**YOUR INSTRUCTIONS**
Find the word "资产管理" in the records below. List each line containing it.

Data entries:
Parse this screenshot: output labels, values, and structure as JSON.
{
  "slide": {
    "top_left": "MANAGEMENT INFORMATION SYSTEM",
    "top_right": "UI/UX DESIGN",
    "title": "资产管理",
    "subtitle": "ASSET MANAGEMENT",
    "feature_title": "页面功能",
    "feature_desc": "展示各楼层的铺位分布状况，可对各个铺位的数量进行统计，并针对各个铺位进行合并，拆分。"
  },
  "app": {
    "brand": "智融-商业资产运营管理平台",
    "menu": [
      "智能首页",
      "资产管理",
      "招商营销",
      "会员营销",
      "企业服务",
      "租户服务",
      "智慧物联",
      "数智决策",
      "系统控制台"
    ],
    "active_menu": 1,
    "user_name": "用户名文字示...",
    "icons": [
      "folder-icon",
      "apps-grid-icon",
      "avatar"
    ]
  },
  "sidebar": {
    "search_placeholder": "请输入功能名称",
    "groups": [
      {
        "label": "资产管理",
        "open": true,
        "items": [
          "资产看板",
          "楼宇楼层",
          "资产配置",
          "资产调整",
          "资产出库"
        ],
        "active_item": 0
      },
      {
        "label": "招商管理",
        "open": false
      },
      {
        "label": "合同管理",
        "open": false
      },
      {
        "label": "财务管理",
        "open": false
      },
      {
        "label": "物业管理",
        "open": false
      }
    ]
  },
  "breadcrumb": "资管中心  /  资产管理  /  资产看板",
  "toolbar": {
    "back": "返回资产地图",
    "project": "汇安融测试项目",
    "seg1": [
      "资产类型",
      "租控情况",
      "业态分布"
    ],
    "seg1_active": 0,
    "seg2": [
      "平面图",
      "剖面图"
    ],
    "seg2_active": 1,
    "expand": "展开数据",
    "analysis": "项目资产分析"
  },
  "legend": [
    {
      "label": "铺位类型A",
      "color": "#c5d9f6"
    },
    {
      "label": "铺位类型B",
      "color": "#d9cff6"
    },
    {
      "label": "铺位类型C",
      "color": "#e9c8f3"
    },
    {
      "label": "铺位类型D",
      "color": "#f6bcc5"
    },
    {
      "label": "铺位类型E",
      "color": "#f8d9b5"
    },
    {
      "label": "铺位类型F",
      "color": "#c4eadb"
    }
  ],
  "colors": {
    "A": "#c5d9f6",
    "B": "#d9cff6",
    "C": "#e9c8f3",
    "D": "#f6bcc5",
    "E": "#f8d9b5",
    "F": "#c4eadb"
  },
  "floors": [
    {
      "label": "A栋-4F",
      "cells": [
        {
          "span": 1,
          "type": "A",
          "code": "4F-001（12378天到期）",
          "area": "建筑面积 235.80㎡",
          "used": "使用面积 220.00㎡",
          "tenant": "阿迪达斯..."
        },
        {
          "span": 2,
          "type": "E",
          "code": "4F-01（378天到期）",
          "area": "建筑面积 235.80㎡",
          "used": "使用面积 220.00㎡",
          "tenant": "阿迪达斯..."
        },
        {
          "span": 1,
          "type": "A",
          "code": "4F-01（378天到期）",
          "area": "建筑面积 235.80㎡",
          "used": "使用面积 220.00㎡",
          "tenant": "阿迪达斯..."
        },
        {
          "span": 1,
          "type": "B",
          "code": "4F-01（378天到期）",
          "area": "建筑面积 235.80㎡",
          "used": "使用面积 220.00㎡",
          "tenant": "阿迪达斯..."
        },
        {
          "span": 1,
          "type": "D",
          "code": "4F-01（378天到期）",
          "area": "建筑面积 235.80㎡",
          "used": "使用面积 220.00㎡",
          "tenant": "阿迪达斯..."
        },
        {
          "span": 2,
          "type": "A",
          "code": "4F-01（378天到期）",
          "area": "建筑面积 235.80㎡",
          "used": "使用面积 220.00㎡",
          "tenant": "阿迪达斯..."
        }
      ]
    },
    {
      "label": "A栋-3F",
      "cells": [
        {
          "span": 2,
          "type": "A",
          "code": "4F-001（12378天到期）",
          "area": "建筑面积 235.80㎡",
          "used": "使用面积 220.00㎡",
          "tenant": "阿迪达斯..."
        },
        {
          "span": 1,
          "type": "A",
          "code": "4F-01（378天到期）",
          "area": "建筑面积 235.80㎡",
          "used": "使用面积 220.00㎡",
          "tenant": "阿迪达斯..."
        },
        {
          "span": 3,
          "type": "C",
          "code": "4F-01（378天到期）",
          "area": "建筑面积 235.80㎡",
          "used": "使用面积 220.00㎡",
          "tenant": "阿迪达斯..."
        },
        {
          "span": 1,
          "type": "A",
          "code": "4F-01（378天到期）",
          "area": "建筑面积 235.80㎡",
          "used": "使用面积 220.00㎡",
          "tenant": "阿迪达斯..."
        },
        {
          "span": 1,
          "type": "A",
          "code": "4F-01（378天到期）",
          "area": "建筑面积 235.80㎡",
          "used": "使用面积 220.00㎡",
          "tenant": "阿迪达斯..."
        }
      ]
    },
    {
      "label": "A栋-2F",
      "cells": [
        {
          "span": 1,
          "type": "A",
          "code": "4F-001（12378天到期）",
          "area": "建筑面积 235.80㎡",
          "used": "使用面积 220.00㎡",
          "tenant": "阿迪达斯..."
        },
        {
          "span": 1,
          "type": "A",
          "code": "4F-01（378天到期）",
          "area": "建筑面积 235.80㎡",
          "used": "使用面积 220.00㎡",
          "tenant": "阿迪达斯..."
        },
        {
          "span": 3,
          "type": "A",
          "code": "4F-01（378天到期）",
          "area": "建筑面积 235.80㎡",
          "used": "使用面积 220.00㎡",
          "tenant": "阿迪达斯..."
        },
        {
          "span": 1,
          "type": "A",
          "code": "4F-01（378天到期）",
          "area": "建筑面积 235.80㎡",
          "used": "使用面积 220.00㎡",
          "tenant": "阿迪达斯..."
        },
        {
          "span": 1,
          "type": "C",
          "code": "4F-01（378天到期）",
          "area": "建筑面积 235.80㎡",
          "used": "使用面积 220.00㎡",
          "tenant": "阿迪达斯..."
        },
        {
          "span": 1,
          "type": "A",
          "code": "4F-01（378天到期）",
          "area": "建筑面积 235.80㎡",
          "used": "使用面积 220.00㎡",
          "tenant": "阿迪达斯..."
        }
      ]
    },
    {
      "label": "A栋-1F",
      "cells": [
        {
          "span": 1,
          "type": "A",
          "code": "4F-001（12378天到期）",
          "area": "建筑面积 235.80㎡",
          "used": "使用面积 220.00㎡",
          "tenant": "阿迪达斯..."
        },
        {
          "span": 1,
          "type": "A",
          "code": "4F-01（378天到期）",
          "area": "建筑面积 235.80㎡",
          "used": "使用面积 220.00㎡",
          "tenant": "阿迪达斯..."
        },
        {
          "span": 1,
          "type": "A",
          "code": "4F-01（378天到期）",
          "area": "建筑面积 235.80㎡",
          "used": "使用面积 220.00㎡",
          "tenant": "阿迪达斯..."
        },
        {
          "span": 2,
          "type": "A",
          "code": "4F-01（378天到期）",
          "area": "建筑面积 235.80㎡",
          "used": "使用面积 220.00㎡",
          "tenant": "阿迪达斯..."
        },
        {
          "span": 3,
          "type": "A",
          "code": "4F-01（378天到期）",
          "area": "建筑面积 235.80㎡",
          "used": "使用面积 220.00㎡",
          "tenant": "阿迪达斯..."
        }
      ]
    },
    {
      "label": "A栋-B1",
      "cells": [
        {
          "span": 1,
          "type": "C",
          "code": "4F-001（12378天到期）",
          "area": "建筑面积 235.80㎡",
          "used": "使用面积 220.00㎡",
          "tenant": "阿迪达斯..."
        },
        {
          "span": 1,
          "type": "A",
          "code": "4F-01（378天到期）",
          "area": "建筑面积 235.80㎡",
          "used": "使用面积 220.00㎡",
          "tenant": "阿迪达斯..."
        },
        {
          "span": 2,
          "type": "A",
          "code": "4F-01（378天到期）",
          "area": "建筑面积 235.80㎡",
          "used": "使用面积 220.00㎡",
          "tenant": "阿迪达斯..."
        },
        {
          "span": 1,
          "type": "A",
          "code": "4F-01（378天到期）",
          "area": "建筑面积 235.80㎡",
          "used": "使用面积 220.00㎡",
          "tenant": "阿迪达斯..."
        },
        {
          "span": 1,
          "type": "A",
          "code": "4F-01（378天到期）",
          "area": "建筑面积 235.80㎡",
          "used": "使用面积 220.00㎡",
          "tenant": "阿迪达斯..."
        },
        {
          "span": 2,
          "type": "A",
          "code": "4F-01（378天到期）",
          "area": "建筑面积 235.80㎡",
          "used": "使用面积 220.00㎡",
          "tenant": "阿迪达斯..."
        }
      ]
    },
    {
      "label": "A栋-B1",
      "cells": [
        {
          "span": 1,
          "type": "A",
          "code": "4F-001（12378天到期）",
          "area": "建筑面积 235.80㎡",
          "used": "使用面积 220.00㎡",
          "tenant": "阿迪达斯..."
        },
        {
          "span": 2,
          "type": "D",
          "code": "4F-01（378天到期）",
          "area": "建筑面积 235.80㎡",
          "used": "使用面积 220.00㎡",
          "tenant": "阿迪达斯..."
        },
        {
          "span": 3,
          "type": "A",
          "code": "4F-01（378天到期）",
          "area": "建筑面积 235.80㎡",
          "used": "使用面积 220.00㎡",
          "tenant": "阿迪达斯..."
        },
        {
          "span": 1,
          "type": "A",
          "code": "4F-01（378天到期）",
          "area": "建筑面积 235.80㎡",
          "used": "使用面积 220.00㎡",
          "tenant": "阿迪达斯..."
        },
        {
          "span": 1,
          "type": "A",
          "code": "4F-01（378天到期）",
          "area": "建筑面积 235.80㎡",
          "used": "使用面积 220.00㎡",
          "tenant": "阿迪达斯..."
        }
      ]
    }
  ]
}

**EXPECTED ANSWER**
    "title": "资产管理",
      "资产管理",
        "label": "资产管理",
  "breadcrumb": "资管中心  /  资产管理  /  资产看板",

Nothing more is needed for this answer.